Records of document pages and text
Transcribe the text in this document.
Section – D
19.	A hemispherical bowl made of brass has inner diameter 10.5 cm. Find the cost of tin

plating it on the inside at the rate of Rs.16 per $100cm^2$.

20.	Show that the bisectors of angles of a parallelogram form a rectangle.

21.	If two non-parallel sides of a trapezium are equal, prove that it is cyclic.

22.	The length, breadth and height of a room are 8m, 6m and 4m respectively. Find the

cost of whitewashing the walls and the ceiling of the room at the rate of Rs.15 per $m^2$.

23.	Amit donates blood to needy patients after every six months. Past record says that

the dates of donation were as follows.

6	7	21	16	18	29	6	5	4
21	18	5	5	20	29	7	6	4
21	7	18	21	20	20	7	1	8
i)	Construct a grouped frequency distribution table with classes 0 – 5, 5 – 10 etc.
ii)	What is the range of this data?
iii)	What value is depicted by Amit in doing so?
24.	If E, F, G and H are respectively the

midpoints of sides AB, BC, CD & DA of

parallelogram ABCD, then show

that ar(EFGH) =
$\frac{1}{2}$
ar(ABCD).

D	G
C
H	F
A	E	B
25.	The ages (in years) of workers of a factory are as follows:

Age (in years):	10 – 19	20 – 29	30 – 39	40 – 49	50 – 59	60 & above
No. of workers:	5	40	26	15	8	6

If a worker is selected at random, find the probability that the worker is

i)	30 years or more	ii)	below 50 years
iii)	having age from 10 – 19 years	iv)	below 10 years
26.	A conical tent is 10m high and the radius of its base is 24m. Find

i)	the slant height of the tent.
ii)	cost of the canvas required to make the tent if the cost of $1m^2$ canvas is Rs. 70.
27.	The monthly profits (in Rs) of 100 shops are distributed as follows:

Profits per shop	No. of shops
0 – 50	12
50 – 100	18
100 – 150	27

[ASSIGNMENT]
Filter the entries above down to the lines containing the word "this".

[EXPECTED ANSWER]
Transcribe the text in this document.
ii)	What is the range of this data?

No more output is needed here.